Required task -
Report, as a bare number, how many lines contain the string "Endpoints".

Given records -

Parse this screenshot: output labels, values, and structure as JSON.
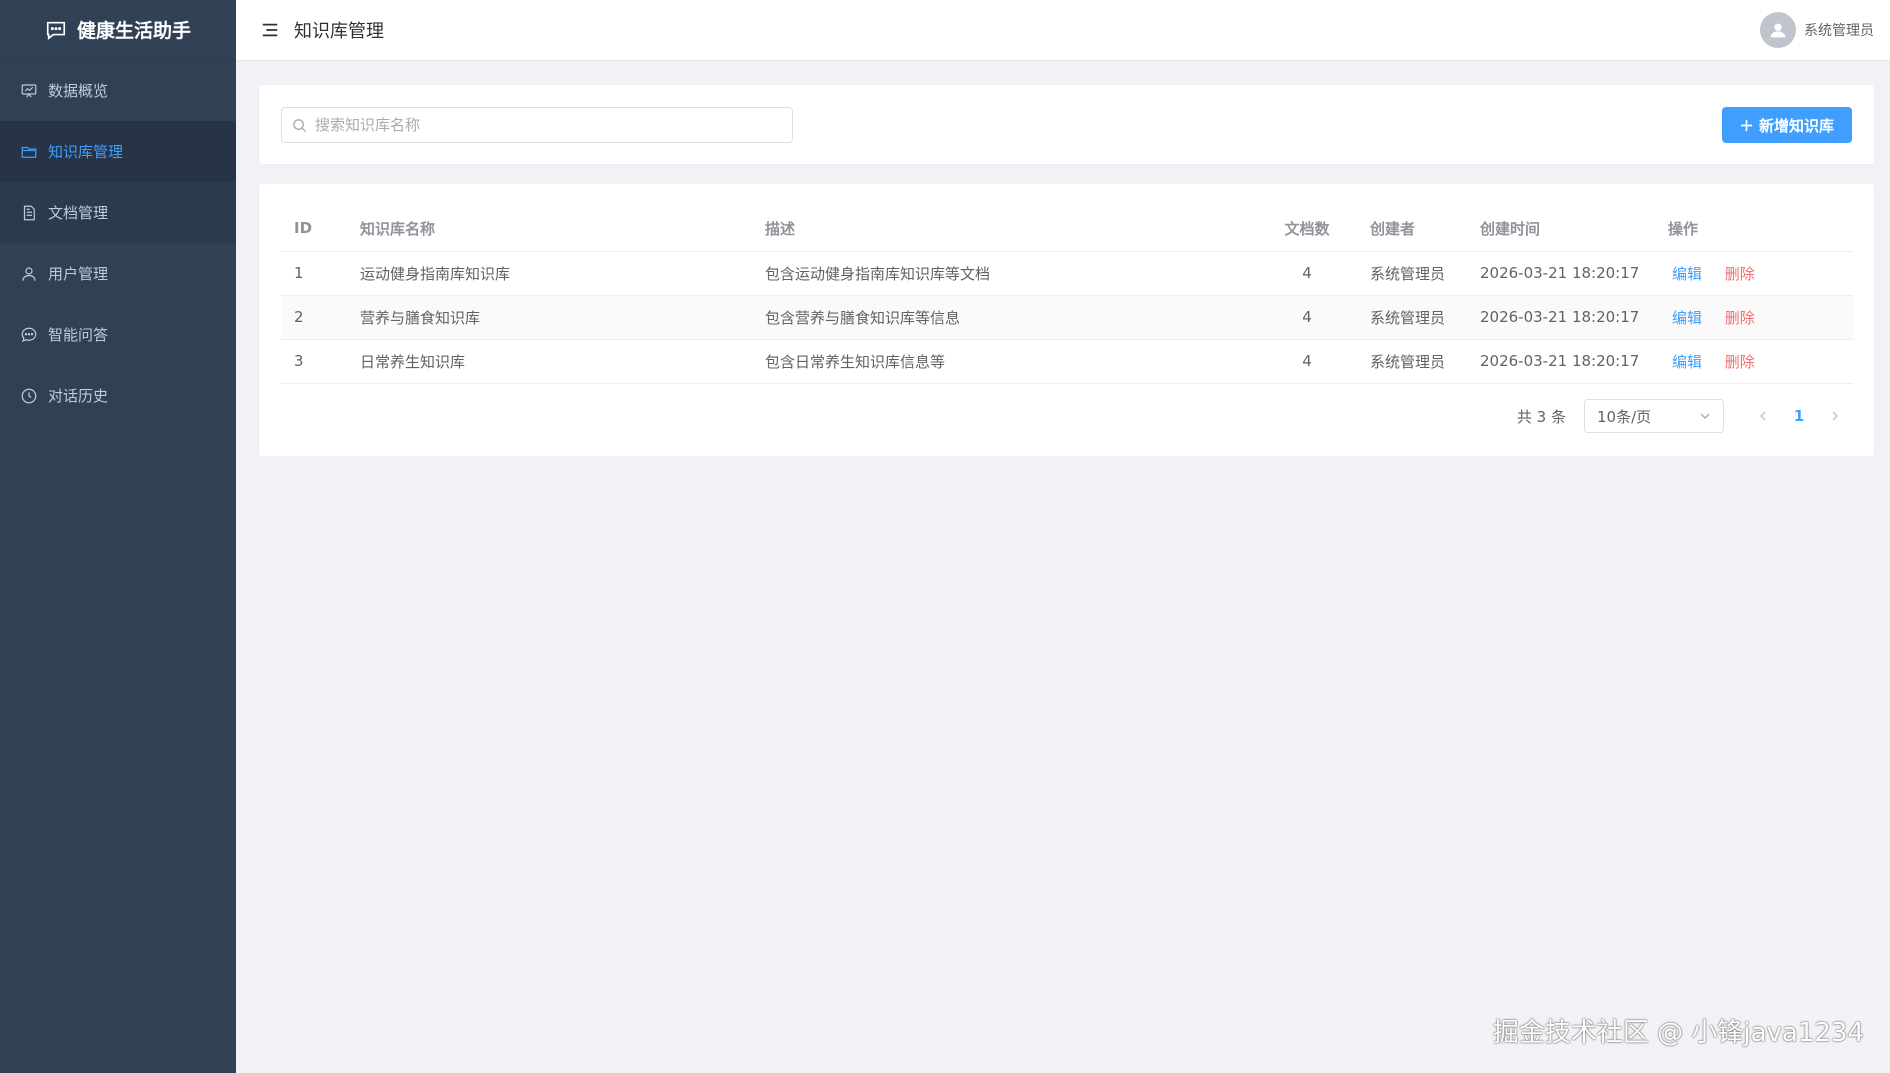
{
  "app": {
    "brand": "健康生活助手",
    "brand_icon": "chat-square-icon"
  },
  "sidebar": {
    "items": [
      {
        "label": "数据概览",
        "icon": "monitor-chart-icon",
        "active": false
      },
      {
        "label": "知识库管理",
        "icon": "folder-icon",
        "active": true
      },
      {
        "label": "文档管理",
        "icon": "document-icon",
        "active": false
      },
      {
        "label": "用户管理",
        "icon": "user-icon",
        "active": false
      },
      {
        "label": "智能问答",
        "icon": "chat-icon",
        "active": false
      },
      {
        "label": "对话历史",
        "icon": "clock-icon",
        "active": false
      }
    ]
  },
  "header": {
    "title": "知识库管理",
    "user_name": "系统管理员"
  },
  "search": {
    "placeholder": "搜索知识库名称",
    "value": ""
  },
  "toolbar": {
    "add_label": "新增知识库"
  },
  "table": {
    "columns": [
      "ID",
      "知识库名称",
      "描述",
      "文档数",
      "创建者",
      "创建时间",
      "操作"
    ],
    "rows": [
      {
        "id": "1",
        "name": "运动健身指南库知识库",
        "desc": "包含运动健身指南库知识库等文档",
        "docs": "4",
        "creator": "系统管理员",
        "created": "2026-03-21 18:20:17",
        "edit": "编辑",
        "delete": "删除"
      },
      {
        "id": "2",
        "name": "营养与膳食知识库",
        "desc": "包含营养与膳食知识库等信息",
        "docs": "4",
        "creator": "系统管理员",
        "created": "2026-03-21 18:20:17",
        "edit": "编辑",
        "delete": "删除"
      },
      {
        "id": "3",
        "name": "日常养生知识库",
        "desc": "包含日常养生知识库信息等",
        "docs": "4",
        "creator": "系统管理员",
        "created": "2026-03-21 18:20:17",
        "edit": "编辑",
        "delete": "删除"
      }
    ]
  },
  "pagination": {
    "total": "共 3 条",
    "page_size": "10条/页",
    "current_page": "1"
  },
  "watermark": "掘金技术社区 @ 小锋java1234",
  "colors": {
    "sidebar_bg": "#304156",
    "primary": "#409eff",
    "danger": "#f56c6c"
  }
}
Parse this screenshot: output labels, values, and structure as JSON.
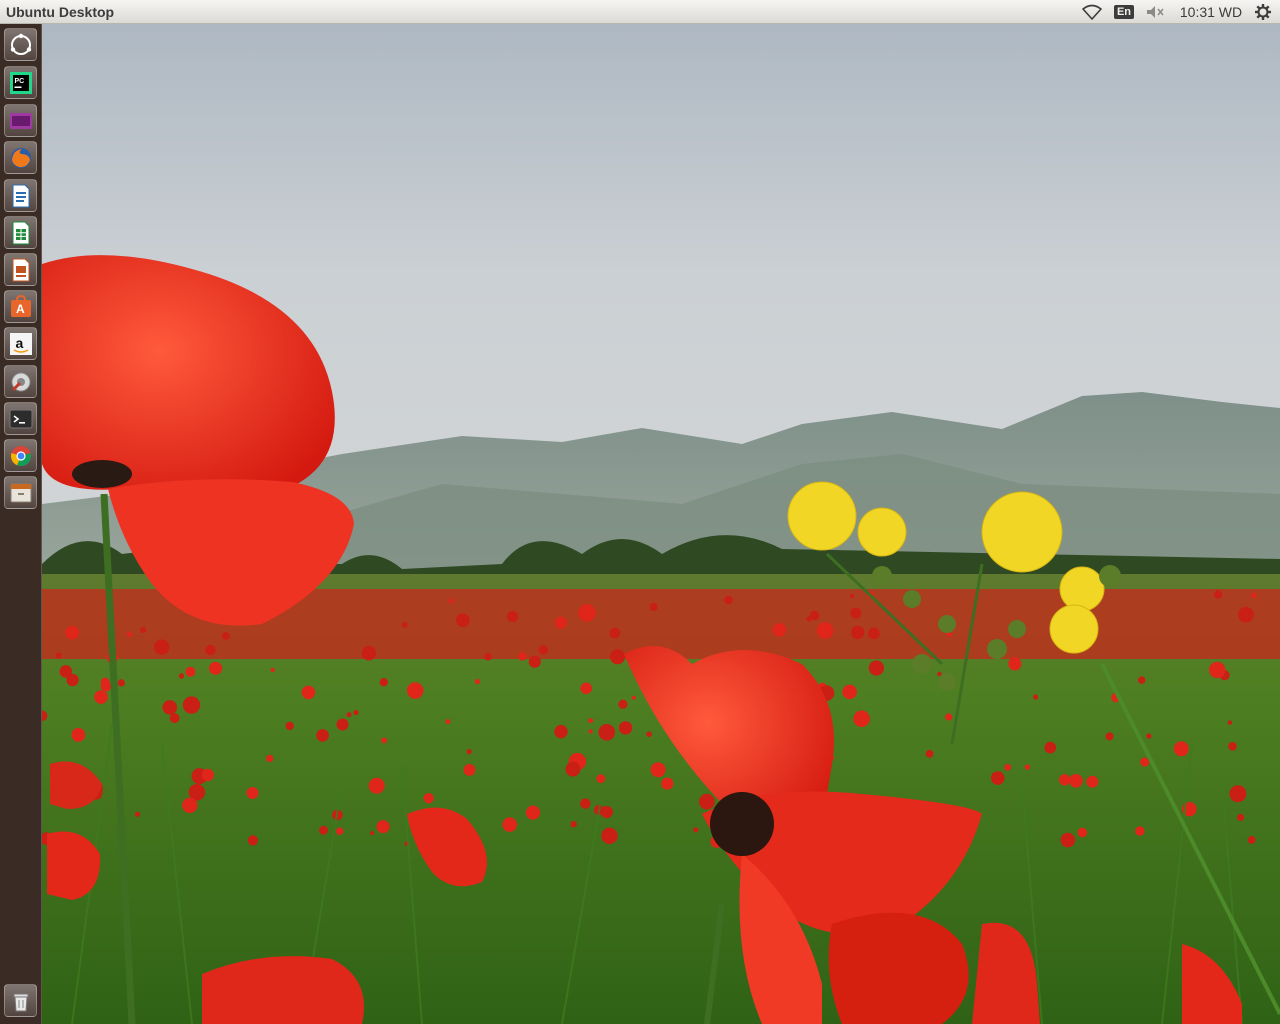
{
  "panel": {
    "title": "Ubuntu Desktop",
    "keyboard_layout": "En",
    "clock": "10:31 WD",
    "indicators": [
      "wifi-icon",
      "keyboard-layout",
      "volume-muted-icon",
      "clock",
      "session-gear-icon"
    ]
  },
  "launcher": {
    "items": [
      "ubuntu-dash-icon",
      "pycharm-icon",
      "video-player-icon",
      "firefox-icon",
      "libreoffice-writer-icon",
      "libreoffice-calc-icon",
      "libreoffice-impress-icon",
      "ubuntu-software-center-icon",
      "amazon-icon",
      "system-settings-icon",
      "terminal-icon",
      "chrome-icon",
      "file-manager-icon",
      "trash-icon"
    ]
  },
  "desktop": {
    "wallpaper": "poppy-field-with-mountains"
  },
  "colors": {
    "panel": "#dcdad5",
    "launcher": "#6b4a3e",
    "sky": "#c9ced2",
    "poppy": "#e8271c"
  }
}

==

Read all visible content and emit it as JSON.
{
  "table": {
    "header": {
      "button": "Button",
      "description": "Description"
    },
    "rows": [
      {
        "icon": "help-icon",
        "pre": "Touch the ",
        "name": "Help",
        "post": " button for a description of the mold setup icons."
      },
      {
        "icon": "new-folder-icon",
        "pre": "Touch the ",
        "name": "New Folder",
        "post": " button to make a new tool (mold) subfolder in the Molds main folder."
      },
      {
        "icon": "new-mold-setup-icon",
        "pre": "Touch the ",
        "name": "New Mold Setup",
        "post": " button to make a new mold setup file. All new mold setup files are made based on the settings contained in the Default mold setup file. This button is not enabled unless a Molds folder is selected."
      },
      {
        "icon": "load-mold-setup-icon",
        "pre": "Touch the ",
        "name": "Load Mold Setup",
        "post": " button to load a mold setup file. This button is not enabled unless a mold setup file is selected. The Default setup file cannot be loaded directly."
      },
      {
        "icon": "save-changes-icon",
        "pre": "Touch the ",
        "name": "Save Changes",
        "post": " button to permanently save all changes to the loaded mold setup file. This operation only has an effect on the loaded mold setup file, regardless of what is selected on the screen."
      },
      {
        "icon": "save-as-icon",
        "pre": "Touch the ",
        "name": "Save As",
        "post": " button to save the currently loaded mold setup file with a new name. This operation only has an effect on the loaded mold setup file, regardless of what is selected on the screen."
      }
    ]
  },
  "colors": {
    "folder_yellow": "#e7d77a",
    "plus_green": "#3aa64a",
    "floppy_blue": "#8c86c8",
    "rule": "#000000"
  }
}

* * *

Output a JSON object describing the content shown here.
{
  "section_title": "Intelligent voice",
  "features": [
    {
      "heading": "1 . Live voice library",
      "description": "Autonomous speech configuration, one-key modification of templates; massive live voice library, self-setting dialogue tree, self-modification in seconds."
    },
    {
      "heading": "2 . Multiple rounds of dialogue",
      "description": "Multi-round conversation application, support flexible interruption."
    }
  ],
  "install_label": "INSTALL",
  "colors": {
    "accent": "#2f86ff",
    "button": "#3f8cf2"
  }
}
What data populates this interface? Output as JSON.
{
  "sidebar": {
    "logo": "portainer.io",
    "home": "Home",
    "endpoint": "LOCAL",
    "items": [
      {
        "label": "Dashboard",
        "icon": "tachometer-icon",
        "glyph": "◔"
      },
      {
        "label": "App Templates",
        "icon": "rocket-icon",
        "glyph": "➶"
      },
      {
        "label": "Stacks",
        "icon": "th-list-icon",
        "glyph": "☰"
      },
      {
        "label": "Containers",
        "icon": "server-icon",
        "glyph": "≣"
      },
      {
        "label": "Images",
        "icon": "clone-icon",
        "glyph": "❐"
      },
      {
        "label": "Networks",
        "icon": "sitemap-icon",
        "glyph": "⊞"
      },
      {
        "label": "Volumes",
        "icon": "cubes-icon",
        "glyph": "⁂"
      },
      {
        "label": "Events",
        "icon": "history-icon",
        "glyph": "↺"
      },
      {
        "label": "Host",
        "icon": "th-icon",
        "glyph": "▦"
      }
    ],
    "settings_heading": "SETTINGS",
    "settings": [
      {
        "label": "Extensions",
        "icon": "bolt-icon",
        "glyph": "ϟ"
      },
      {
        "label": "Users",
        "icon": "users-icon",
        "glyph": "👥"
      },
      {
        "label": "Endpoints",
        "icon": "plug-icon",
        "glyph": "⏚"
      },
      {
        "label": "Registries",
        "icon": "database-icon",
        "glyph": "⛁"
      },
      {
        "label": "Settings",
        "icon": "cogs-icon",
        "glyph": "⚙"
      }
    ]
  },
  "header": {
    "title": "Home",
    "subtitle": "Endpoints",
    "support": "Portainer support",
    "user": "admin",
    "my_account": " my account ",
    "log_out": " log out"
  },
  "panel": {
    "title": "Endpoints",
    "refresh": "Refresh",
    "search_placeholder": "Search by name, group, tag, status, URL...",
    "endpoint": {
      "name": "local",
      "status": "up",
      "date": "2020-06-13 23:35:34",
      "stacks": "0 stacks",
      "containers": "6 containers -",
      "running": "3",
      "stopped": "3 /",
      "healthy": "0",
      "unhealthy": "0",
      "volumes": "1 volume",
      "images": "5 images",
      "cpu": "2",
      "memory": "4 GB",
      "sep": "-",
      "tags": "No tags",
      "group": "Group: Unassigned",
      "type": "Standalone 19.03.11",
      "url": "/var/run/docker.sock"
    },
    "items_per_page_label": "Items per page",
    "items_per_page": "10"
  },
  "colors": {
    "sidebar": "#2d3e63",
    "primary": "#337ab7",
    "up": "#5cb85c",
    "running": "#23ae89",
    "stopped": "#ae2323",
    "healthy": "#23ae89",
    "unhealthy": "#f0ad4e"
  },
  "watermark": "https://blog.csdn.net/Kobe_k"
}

Answer to the problem -
3